Pull every line that holds the word "have" from the entries.

Data entries

══════════════════════════════

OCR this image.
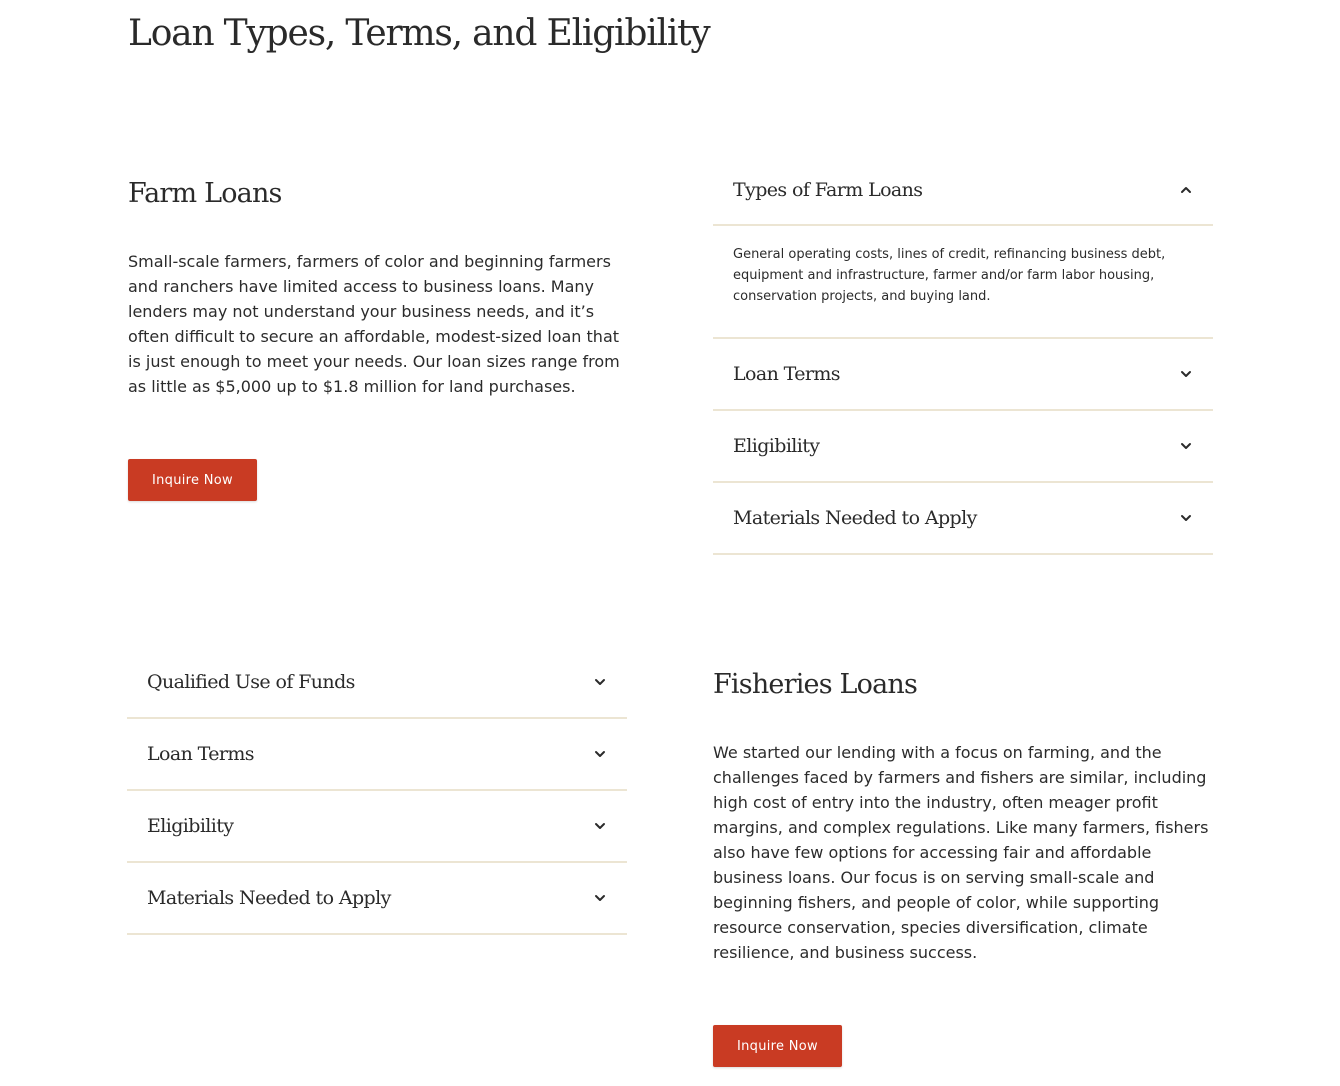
Loan Types, Terms, and Eligibility
Farm Loans

Small-scale farmers, farmers of color and beginning farmers and ranchers have limited access to business loans. Many lenders may not understand your business needs, and it’s often difficult to secure an affordable, modest-sized loan that is just enough to meet your needs. Our loan sizes range from as little as $5,000 up to $1.8 million for land purchases.

Inquire Now
Types of Farm Loans
General operating costs, lines of credit, refinancing business debt, equipment and infrastructure, farmer and/or farm labor housing, conservation projects, and buying land.
Loan Terms
Eligibility
Materials Needed to Apply
Qualified Use of Funds
Loan Terms
Eligibility
Materials Needed to Apply
Fisheries Loans

We started our lending with a focus on farming, and the challenges faced by farmers and fishers are similar, including high cost of entry into the industry, often meager profit margins, and complex regulations. Like many farmers, fishers also have few options for accessing fair and affordable business loans. Our focus is on serving small-scale and beginning fishers, and people of color, while supporting resource conservation, species diversification, climate resilience, and business success.

Inquire Now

══════════════════════════════

▶ RIGHT ANSWER:
Small-scale farmers, farmers of color and beginning farmers and ranchers have limited access to business loans. Many lenders may not understand your business needs, and it’s often difficult to secure an affordable, modest-sized loan that is just enough to meet your needs. Our loan sizes range from as little as $5,000 up to $1.8 million for land purchases.
We started our lending with a focus on farming, and the challenges faced by farmers and fishers are similar, including high cost of entry into the industry, often meager profit margins, and complex regulations. Like many farmers, fishers also have few options for accessing fair and affordable business loans. Our focus is on serving small-scale and beginning fishers, and people of color, while supporting resource conservation, species diversification, climate resilience, and business success.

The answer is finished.